▶ [Task requirements]
Below are the records; collect from them each line containing the string "Frequency".

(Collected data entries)
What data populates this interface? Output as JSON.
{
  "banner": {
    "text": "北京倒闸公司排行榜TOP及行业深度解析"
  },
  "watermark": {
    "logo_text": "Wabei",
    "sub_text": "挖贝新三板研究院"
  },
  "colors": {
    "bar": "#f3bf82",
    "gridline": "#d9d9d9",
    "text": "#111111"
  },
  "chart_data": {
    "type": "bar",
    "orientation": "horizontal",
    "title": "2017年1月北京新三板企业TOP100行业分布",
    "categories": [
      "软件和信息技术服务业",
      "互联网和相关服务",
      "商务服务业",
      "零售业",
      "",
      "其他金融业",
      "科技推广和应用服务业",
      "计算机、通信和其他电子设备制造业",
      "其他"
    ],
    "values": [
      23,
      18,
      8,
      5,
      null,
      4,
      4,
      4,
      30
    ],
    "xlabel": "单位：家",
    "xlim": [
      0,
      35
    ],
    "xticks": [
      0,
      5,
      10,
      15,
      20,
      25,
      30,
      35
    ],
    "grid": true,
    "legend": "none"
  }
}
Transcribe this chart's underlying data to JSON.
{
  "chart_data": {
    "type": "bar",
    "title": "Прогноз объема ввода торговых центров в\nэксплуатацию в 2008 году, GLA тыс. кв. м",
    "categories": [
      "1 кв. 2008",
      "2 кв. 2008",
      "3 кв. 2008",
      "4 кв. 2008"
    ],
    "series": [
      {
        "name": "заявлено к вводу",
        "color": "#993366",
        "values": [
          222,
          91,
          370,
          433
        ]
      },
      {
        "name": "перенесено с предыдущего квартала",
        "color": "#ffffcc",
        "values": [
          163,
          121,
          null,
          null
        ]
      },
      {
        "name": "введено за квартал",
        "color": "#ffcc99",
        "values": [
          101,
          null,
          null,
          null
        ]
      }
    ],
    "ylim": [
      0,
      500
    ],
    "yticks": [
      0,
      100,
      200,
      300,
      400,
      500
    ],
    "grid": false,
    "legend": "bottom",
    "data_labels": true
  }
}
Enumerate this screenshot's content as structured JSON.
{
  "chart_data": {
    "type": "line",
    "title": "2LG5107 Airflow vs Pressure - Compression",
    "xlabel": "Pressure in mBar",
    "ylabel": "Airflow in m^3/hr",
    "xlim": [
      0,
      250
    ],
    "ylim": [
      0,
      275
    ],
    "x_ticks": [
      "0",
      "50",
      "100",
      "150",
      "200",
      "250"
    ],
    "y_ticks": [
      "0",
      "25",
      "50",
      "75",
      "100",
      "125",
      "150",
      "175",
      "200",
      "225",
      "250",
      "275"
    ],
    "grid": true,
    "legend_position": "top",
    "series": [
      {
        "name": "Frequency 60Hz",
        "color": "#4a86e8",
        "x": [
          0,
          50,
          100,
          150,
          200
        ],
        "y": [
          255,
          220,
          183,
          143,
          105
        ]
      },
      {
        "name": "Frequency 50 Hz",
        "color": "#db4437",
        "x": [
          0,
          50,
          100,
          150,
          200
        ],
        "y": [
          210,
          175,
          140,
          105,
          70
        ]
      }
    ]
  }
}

▶ [Solution]
        "name": "Frequency 60Hz",
        "name": "Frequency 50 Hz",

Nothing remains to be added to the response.